**EXERCISE**:
Where a line in the listing below contains the word "Give", copy that line.

**DATA ROWS**:
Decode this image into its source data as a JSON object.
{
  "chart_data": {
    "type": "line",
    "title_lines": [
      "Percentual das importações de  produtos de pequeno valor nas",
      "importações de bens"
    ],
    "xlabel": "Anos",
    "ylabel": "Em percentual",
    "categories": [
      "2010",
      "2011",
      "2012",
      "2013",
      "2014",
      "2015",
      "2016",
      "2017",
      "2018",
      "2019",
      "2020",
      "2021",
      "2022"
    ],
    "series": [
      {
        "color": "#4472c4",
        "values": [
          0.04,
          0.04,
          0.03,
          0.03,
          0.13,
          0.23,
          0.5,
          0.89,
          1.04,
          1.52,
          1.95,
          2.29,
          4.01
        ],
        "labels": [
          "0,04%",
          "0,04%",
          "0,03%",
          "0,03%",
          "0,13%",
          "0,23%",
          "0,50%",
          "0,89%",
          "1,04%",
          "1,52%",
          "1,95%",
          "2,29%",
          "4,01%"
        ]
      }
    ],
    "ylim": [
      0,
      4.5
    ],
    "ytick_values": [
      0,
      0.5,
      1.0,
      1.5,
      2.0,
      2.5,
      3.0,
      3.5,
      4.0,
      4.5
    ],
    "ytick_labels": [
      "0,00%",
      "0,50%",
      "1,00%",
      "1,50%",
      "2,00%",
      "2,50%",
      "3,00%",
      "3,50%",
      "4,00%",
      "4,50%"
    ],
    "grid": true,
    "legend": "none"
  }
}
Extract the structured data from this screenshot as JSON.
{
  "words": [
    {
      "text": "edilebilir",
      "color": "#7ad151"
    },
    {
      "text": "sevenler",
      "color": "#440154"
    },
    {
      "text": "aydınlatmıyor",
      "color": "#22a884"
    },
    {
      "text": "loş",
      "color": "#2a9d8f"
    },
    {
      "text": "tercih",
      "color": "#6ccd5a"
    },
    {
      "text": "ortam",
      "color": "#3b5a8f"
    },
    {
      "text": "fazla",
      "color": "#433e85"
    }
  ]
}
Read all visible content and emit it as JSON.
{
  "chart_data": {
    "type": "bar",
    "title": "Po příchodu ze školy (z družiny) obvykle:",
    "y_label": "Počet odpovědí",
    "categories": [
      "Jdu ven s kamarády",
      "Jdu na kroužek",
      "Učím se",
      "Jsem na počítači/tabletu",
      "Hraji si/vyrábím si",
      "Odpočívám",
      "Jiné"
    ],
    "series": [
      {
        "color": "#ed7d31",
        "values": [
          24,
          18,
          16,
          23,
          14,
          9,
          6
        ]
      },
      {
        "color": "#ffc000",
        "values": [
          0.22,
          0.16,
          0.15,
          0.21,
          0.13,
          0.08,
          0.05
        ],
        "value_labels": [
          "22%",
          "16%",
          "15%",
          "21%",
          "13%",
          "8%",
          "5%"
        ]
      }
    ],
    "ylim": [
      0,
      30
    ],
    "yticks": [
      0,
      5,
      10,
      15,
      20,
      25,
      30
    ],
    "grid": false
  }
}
--
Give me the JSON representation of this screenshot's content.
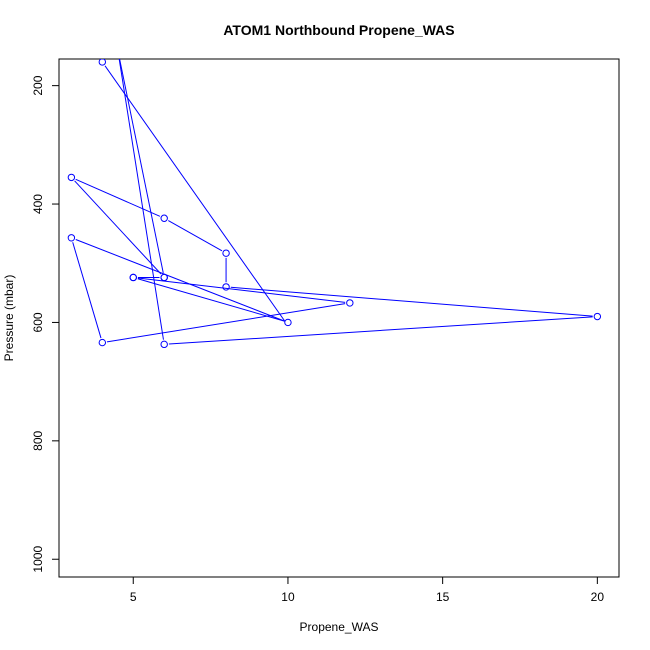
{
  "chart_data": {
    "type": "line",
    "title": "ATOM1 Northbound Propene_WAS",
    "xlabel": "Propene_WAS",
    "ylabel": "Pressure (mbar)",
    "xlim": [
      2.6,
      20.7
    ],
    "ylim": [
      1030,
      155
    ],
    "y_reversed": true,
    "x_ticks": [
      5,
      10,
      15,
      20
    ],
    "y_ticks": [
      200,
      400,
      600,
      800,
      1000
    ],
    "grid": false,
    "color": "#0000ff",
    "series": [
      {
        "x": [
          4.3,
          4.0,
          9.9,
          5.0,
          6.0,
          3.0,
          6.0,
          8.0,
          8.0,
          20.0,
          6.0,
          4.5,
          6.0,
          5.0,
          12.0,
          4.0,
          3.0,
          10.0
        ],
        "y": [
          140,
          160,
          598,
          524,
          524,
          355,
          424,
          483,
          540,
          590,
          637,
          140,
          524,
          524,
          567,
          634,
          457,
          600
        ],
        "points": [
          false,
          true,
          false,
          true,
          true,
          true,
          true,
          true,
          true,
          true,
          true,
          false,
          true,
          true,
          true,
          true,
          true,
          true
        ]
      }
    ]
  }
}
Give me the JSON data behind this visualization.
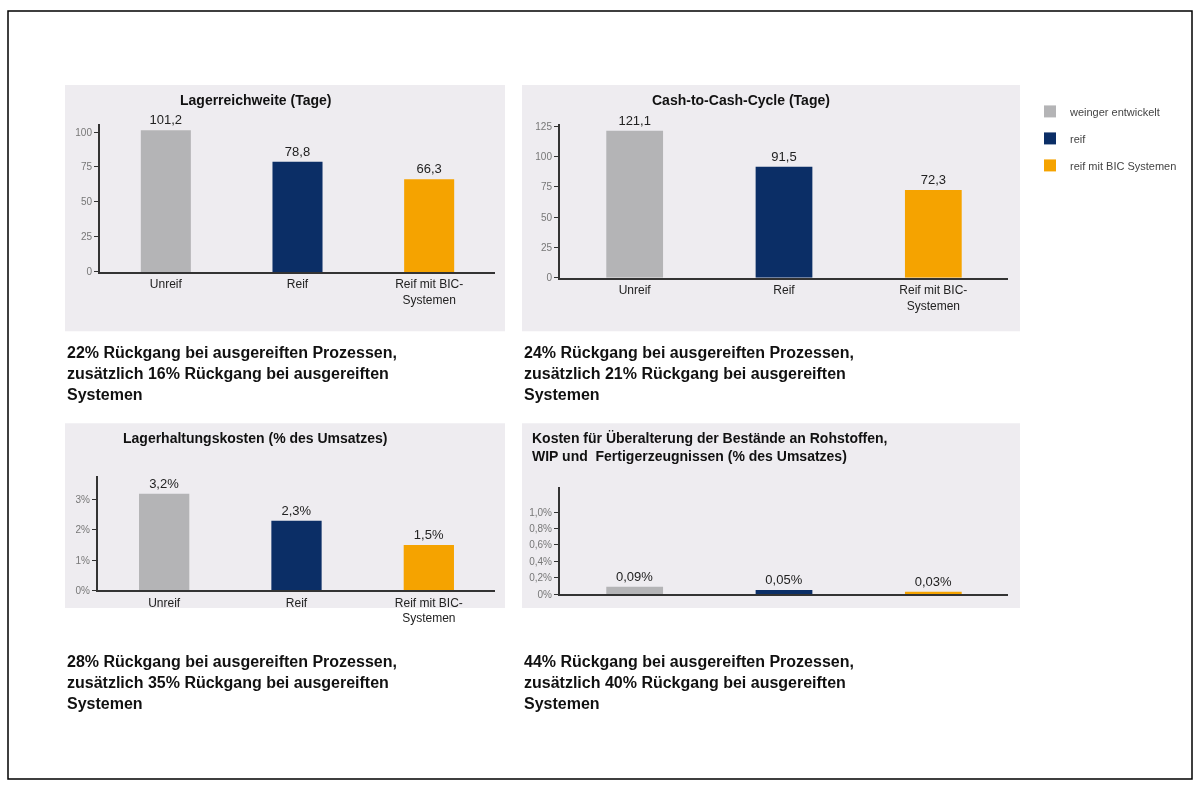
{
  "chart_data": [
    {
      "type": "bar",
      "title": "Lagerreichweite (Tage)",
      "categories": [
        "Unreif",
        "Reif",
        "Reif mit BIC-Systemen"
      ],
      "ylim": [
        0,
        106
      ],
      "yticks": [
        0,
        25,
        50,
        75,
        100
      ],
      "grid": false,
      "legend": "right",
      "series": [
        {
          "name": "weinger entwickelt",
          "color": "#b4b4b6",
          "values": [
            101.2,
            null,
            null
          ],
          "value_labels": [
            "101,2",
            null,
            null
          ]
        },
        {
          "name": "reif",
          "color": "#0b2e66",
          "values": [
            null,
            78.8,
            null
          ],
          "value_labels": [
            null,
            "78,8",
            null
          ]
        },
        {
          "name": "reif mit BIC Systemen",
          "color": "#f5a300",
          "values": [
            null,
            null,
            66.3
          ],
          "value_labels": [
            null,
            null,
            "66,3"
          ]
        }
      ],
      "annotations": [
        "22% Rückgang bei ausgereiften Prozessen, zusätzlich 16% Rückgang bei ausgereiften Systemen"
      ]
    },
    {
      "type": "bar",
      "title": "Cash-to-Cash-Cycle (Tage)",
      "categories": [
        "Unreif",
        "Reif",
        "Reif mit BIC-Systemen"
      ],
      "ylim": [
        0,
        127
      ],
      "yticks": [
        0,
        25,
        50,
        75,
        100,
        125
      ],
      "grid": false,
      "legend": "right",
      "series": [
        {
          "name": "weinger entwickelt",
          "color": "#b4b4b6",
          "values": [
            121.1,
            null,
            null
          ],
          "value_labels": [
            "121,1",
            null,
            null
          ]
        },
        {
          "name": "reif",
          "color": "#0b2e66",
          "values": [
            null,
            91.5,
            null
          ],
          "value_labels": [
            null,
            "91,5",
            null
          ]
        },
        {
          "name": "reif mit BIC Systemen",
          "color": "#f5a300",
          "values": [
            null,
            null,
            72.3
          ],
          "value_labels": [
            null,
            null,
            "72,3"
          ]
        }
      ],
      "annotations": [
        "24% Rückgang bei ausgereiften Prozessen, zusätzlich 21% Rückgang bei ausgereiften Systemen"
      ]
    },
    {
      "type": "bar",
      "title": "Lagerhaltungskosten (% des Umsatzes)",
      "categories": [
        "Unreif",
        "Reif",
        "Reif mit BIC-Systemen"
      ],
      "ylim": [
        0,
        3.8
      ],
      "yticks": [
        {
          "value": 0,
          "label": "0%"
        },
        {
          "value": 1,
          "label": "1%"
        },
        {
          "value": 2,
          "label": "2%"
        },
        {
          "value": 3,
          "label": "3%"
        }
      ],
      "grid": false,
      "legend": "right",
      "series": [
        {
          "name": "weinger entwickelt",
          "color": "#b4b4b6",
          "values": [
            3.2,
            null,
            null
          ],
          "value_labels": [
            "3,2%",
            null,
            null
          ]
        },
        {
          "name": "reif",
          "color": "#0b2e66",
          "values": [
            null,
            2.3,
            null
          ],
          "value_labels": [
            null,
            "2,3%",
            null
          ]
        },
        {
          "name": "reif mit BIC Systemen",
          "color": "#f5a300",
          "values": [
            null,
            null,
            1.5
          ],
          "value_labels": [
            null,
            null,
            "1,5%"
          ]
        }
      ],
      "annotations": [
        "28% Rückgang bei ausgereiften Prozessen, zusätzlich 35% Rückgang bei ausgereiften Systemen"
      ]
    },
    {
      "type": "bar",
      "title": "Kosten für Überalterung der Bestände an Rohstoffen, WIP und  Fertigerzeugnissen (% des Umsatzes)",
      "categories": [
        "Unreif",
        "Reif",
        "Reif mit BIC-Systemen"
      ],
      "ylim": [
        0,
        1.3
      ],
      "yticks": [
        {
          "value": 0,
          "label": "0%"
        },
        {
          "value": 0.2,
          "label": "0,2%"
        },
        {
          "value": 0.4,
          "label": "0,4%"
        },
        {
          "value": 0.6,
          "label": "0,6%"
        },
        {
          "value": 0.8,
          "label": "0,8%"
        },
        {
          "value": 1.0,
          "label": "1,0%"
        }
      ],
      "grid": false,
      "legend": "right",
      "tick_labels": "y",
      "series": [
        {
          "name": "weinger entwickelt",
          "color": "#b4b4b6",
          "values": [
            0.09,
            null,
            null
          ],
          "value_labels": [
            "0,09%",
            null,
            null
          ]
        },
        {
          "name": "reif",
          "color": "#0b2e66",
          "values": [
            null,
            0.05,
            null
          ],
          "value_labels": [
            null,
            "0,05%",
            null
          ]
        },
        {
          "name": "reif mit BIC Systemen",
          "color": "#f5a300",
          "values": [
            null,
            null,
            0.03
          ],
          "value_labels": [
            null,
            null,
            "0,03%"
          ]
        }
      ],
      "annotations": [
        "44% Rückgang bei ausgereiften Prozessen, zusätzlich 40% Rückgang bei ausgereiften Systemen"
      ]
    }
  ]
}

**ANSWER TO THIS TASK**:
Give me the JSON representation of this screenshot's content.
Give me the JSON data behind this visualization.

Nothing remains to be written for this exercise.